- **OBJECTIVE**: Work through the material below and count the lines holding the word "ylabel"; give that count and nothing more.

-------

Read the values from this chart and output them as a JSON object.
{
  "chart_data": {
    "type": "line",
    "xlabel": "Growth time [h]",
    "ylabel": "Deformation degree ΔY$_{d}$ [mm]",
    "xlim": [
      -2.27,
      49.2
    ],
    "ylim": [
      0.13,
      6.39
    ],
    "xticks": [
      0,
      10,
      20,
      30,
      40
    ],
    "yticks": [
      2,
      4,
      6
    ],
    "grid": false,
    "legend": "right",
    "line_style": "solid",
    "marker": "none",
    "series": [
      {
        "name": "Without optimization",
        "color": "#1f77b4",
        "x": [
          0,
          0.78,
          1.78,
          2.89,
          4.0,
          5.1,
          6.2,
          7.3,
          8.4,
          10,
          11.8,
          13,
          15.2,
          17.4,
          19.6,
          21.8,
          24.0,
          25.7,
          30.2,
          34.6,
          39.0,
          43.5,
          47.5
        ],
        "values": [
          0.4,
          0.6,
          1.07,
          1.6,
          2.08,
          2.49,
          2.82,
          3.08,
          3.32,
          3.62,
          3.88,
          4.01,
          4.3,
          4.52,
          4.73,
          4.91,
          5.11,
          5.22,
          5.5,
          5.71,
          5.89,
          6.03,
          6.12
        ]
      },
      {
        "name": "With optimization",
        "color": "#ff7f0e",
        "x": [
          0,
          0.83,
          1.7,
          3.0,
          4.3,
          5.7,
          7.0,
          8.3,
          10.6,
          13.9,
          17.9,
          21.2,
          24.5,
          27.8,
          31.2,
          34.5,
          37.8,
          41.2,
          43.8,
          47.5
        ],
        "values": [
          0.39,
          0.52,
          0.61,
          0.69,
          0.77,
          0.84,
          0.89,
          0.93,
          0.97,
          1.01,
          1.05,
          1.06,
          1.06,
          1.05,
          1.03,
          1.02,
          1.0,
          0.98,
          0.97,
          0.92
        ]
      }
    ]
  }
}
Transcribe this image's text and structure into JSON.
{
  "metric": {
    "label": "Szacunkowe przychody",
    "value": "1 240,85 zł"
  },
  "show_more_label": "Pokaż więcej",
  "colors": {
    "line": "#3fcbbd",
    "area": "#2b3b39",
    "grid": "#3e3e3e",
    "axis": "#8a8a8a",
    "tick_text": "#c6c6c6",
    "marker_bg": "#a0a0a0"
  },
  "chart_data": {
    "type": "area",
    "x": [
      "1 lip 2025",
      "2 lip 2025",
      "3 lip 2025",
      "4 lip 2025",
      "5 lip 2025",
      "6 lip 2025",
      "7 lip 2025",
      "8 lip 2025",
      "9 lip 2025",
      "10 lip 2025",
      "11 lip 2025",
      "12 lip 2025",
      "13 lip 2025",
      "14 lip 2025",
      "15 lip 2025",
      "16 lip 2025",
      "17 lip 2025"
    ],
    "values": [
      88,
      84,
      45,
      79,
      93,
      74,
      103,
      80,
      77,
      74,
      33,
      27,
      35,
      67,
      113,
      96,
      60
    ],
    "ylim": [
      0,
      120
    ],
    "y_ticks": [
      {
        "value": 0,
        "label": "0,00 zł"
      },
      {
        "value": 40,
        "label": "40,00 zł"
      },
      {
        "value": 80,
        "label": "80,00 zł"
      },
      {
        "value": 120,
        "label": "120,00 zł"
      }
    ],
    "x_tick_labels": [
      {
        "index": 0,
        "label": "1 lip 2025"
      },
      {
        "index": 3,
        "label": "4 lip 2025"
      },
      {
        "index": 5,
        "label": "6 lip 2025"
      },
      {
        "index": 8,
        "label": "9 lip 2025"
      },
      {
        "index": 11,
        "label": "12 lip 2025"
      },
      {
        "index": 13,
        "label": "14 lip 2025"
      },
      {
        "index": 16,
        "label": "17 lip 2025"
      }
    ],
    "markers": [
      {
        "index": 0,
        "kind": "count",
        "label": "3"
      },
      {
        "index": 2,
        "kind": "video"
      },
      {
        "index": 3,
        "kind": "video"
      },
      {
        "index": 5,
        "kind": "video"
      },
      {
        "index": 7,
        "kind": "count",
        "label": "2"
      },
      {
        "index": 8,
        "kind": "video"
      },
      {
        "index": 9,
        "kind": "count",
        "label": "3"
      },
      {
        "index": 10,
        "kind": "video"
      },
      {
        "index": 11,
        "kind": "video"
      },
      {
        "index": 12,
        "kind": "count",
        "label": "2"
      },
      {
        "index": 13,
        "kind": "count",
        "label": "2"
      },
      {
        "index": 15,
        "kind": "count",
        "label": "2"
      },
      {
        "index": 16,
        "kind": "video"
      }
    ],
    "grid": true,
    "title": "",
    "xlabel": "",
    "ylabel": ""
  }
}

-------

- **RESULT**: 2